_Problem_
Copy each line of the following material verbatim.

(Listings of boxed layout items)
>>

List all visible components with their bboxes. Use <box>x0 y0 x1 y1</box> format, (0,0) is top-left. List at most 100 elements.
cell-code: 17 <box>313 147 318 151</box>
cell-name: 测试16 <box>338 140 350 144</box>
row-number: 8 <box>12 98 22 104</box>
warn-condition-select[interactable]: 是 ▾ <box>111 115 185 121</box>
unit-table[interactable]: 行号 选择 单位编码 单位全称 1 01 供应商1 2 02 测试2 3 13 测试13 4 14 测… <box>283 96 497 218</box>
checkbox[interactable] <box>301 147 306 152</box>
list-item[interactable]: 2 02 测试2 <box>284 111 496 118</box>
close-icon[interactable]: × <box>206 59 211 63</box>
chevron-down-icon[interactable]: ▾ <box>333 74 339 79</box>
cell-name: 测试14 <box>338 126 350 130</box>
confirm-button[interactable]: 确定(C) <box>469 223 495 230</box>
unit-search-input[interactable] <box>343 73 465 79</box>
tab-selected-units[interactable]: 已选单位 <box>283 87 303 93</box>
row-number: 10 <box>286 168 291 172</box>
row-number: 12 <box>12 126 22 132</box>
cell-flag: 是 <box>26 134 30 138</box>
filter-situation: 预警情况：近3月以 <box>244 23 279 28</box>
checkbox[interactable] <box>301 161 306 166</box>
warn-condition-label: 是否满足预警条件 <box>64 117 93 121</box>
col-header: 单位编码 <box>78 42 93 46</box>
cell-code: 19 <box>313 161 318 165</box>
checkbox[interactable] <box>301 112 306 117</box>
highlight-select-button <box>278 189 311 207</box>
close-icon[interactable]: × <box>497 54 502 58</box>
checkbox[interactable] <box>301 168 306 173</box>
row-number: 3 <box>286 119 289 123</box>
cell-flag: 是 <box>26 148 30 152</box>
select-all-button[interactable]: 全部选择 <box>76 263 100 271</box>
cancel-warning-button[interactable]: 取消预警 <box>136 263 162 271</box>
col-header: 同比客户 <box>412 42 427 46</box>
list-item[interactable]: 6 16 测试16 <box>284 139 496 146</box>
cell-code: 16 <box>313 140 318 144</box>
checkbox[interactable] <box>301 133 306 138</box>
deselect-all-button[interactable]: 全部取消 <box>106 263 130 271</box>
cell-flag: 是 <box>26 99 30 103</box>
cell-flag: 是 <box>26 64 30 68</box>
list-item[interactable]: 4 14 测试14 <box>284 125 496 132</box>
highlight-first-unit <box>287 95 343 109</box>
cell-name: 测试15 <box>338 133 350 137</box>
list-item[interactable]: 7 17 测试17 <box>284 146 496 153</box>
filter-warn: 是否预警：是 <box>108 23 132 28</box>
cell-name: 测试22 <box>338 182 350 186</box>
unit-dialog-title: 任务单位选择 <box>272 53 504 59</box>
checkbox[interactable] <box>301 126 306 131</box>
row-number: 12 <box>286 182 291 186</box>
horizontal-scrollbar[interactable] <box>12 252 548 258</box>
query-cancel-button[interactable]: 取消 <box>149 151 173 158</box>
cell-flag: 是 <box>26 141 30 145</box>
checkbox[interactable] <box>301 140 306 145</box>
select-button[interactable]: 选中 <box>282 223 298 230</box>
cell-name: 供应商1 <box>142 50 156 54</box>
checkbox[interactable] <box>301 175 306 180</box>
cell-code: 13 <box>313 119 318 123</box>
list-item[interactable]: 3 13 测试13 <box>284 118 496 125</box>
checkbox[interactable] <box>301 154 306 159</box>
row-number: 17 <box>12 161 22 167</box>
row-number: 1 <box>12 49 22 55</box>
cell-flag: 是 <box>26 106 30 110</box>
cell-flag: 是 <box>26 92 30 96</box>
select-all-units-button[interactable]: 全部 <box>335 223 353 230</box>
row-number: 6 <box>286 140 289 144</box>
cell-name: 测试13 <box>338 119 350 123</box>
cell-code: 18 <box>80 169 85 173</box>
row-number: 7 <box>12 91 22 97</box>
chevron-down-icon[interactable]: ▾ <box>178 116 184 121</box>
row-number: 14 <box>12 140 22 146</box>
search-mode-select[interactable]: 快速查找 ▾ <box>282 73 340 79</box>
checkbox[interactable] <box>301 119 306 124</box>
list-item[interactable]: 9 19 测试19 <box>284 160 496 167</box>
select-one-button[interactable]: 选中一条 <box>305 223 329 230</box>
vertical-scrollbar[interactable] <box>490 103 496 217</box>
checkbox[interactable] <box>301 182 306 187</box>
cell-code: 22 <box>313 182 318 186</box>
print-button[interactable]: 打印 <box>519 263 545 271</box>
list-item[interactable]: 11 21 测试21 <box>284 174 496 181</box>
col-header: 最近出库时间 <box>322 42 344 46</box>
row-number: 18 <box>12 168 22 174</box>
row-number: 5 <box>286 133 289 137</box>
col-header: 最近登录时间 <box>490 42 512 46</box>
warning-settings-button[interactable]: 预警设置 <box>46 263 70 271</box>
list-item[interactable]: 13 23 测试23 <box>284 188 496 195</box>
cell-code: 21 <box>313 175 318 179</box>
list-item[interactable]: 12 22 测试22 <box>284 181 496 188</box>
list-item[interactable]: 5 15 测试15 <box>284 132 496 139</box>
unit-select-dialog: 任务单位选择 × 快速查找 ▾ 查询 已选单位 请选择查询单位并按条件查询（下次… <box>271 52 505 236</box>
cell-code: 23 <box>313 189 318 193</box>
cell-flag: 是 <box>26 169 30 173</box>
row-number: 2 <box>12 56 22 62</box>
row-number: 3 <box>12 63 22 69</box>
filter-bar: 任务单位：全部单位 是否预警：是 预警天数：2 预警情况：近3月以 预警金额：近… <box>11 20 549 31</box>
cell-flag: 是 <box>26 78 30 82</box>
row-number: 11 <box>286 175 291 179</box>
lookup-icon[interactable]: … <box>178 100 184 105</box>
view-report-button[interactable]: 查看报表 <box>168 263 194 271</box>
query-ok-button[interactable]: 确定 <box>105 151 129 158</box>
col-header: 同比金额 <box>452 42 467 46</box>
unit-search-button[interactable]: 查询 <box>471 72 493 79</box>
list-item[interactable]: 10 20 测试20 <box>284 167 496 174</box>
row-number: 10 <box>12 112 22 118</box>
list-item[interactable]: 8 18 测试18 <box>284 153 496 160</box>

<<

_Reply to the exercise_
List all visible components with their bboxes. Use <box>x0 y0 x1 y1</box> format, (0,0) is top-left. List at most 100 elements.
cell-code: 17 <box>313 147 318 151</box>
cell-name: 测试16 <box>338 140 350 144</box>
row-number: 8 <box>12 98 22 104</box>
warn-condition-select[interactable]: 是 ▾ <box>111 115 185 121</box>
unit-table[interactable]: 行号 选择 单位编码 单位全称 1 01 供应商1 2 02 测试2 3 13 测试13 4 14 测… <box>283 96 497 218</box>
checkbox[interactable] <box>301 147 306 152</box>
list-item[interactable]: 2 02 测试2 <box>284 111 496 118</box>
close-icon[interactable]: × <box>206 59 211 63</box>
chevron-down-icon[interactable]: ▾ <box>333 74 339 79</box>
cell-name: 测试14 <box>338 126 350 130</box>
confirm-button[interactable]: 确定(C) <box>469 223 495 230</box>
unit-search-input[interactable] <box>343 73 465 79</box>
tab-selected-units[interactable]: 已选单位 <box>283 87 303 93</box>
row-number: 10 <box>286 168 291 172</box>
row-number: 12 <box>12 126 22 132</box>
cell-flag: 是 <box>26 134 30 138</box>
filter-situation: 预警情况：近3月以 <box>244 23 279 28</box>
checkbox[interactable] <box>301 161 306 166</box>
warn-condition-label: 是否满足预警条件 <box>64 117 93 121</box>
col-header: 单位编码 <box>78 42 93 46</box>
cell-code: 19 <box>313 161 318 165</box>
checkbox[interactable] <box>301 112 306 117</box>
highlight-select-button <box>278 189 311 207</box>
close-icon[interactable]: × <box>497 54 502 58</box>
checkbox[interactable] <box>301 168 306 173</box>
row-number: 3 <box>286 119 289 123</box>
cell-flag: 是 <box>26 148 30 152</box>
select-all-button[interactable]: 全部选择 <box>76 263 100 271</box>
cancel-warning-button[interactable]: 取消预警 <box>136 263 162 271</box>
col-header: 同比客户 <box>412 42 427 46</box>
list-item[interactable]: 6 16 测试16 <box>284 139 496 146</box>
cell-code: 16 <box>313 140 318 144</box>
checkbox[interactable] <box>301 133 306 138</box>
deselect-all-button[interactable]: 全部取消 <box>106 263 130 271</box>
cell-flag: 是 <box>26 99 30 103</box>
cell-flag: 是 <box>26 64 30 68</box>
list-item[interactable]: 4 14 测试14 <box>284 125 496 132</box>
highlight-first-unit <box>287 95 343 109</box>
cell-name: 测试15 <box>338 133 350 137</box>
list-item[interactable]: 7 17 测试17 <box>284 146 496 153</box>
filter-warn: 是否预警：是 <box>108 23 132 28</box>
cell-name: 测试22 <box>338 182 350 186</box>
unit-dialog-title: 任务单位选择 <box>272 53 504 59</box>
checkbox[interactable] <box>301 126 306 131</box>
row-number: 12 <box>286 182 291 186</box>
horizontal-scrollbar[interactable] <box>12 252 548 258</box>
query-cancel-button[interactable]: 取消 <box>149 151 173 158</box>
cell-flag: 是 <box>26 141 30 145</box>
checkbox[interactable] <box>301 140 306 145</box>
select-button[interactable]: 选中 <box>282 223 298 230</box>
cell-name: 供应商1 <box>142 50 156 54</box>
checkbox[interactable] <box>301 175 306 180</box>
cell-code: 13 <box>313 119 318 123</box>
list-item[interactable]: 3 13 测试13 <box>284 118 496 125</box>
checkbox[interactable] <box>301 154 306 159</box>
row-number: 17 <box>12 161 22 167</box>
row-number: 1 <box>12 49 22 55</box>
cell-flag: 是 <box>26 106 30 110</box>
cell-flag: 是 <box>26 92 30 96</box>
select-all-units-button[interactable]: 全部 <box>335 223 353 230</box>
row-number: 6 <box>286 140 289 144</box>
cell-name: 测试13 <box>338 119 350 123</box>
cell-code: 18 <box>80 169 85 173</box>
row-number: 7 <box>12 91 22 97</box>
chevron-down-icon[interactable]: ▾ <box>178 116 184 121</box>
row-number: 14 <box>12 140 22 146</box>
search-mode-select[interactable]: 快速查找 ▾ <box>282 73 340 79</box>
checkbox[interactable] <box>301 119 306 124</box>
list-item[interactable]: 9 19 测试19 <box>284 160 496 167</box>
select-one-button[interactable]: 选中一条 <box>305 223 329 230</box>
vertical-scrollbar[interactable] <box>490 103 496 217</box>
checkbox[interactable] <box>301 182 306 187</box>
cell-code: 22 <box>313 182 318 186</box>
print-button[interactable]: 打印 <box>519 263 545 271</box>
list-item[interactable]: 11 21 测试21 <box>284 174 496 181</box>
col-header: 最近出库时间 <box>322 42 344 46</box>
row-number: 18 <box>12 168 22 174</box>
row-number: 5 <box>286 133 289 137</box>
col-header: 最近登录时间 <box>490 42 512 46</box>
warning-settings-button[interactable]: 预警设置 <box>46 263 70 271</box>
list-item[interactable]: 13 23 测试23 <box>284 188 496 195</box>
cell-code: 21 <box>313 175 318 179</box>
list-item[interactable]: 12 22 测试22 <box>284 181 496 188</box>
list-item[interactable]: 5 15 测试15 <box>284 132 496 139</box>
unit-select-dialog: 任务单位选择 × 快速查找 ▾ 查询 已选单位 请选择查询单位并按条件查询（下次… <box>271 52 505 236</box>
cell-code: 23 <box>313 189 318 193</box>
cell-flag: 是 <box>26 169 30 173</box>
row-number: 2 <box>12 56 22 62</box>
row-number: 3 <box>12 63 22 69</box>
filter-bar: 任务单位：全部单位 是否预警：是 预警天数：2 预警情况：近3月以 预警金额：近… <box>11 20 549 31</box>
cell-flag: 是 <box>26 78 30 82</box>
row-number: 11 <box>286 175 291 179</box>
lookup-icon[interactable]: … <box>178 100 184 105</box>
view-report-button[interactable]: 查看报表 <box>168 263 194 271</box>
query-ok-button[interactable]: 确定 <box>105 151 129 158</box>
col-header: 同比金额 <box>452 42 467 46</box>
unit-search-button[interactable]: 查询 <box>471 72 493 79</box>
list-item[interactable]: 10 20 测试20 <box>284 167 496 174</box>
row-number: 10 <box>12 112 22 118</box>
list-item[interactable]: 8 18 测试18 <box>284 153 496 160</box>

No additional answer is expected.